↓↓↓

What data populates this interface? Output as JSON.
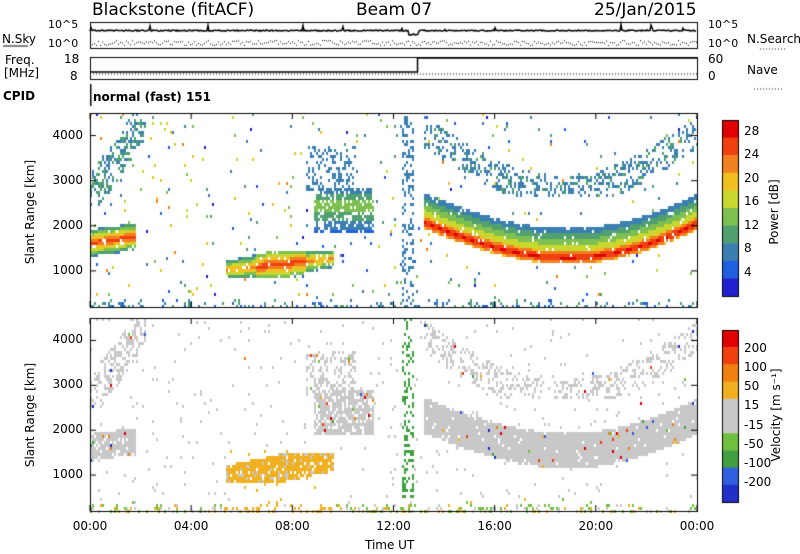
{
  "header": {
    "station": "Blackstone (fitACF)",
    "beam": "Beam 07",
    "date": "25/Jan/2015"
  },
  "top_panels": {
    "nsky_label": "N.Sky",
    "nsearch_label": "N.Search",
    "noise_ticks_left": [
      "10^5",
      "10^0"
    ],
    "noise_ticks_right": [
      "10^5",
      "10^0"
    ],
    "freq_label": "Freq.",
    "freq_unit": "[MHz]",
    "freq_ticks": [
      "18",
      "8"
    ],
    "nave_label": "Nave",
    "nave_ticks": [
      "60",
      "0"
    ],
    "cpid_label": "CPID",
    "cpid_value": "normal (fast) 151"
  },
  "colors": {
    "power_scale": [
      "#2020d0",
      "#2060e0",
      "#3b7fb0",
      "#50a070",
      "#7dbf50",
      "#c8d830",
      "#f0c020",
      "#f08020",
      "#f04010",
      "#e00000"
    ],
    "velocity_scale": [
      "#2030c8",
      "#3060e0",
      "#40a040",
      "#70c040",
      "#c8c8c8",
      "#c8c8c8",
      "#f0b020",
      "#f08010",
      "#f04010",
      "#e00000"
    ]
  },
  "chart_data": [
    {
      "type": "heatmap",
      "name": "power",
      "xlabel": "Time UT",
      "ylabel": "Slant Range [km]",
      "x_ticks": [
        "00:00",
        "04:00",
        "08:00",
        "12:00",
        "16:00",
        "20:00",
        "00:00"
      ],
      "xlim": [
        0,
        24
      ],
      "y_ticks": [
        1000,
        2000,
        3000,
        4000
      ],
      "ylim": [
        200,
        4500
      ],
      "colorbar_label": "Power [dB]",
      "colorbar_ticks": [
        4,
        8,
        12,
        16,
        20,
        24,
        28
      ],
      "colorbar_range": [
        0,
        30
      ]
    },
    {
      "type": "heatmap",
      "name": "velocity",
      "xlabel": "Time UT",
      "ylabel": "Slant Range [km]",
      "x_ticks": [
        "00:00",
        "04:00",
        "08:00",
        "12:00",
        "16:00",
        "20:00",
        "00:00"
      ],
      "xlim": [
        0,
        24
      ],
      "y_ticks": [
        1000,
        2000,
        3000,
        4000
      ],
      "ylim": [
        200,
        4500
      ],
      "colorbar_label": "Velocity [m s⁻¹]",
      "colorbar_ticks": [
        200,
        100,
        50,
        15,
        -15,
        -50,
        -100,
        -200
      ],
      "colorbar_range": [
        -250,
        250
      ]
    }
  ]
}
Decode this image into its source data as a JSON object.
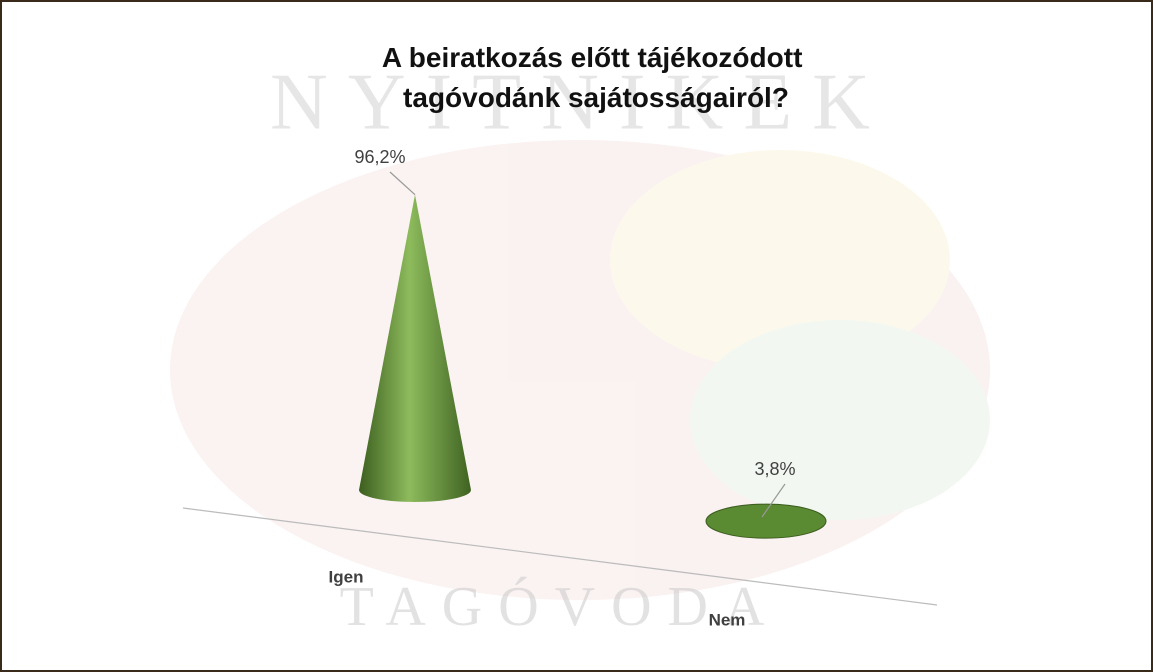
{
  "chart_data": {
    "type": "cone3d",
    "title": "A beiratkozás előtt tájékozódott tagóvodánk sajátosságairól?",
    "categories": [
      "Igen",
      "Nem"
    ],
    "values": [
      96.2,
      3.8
    ],
    "value_labels": [
      "96,2%",
      "3,8%"
    ],
    "color": "#5a8a32",
    "watermark": [
      "NYITNIKEK",
      "TAGÓVODA"
    ]
  }
}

↑↑↑

Task to complete: Restate verbatim the lines running from the line with "Decode this image" through the end of the material; both ends count, and images are omitted.

Response to the task:
Decode this image into its source data as a JSON object.
{
  "chart_data": {
    "type": "cone3d",
    "title": "A beiratkozás előtt tájékozódott tagóvodánk sajátosságairól?",
    "categories": [
      "Igen",
      "Nem"
    ],
    "values": [
      96.2,
      3.8
    ],
    "value_labels": [
      "96,2%",
      "3,8%"
    ],
    "color": "#5a8a32",
    "watermark": [
      "NYITNIKEK",
      "TAGÓVODA"
    ]
  }
}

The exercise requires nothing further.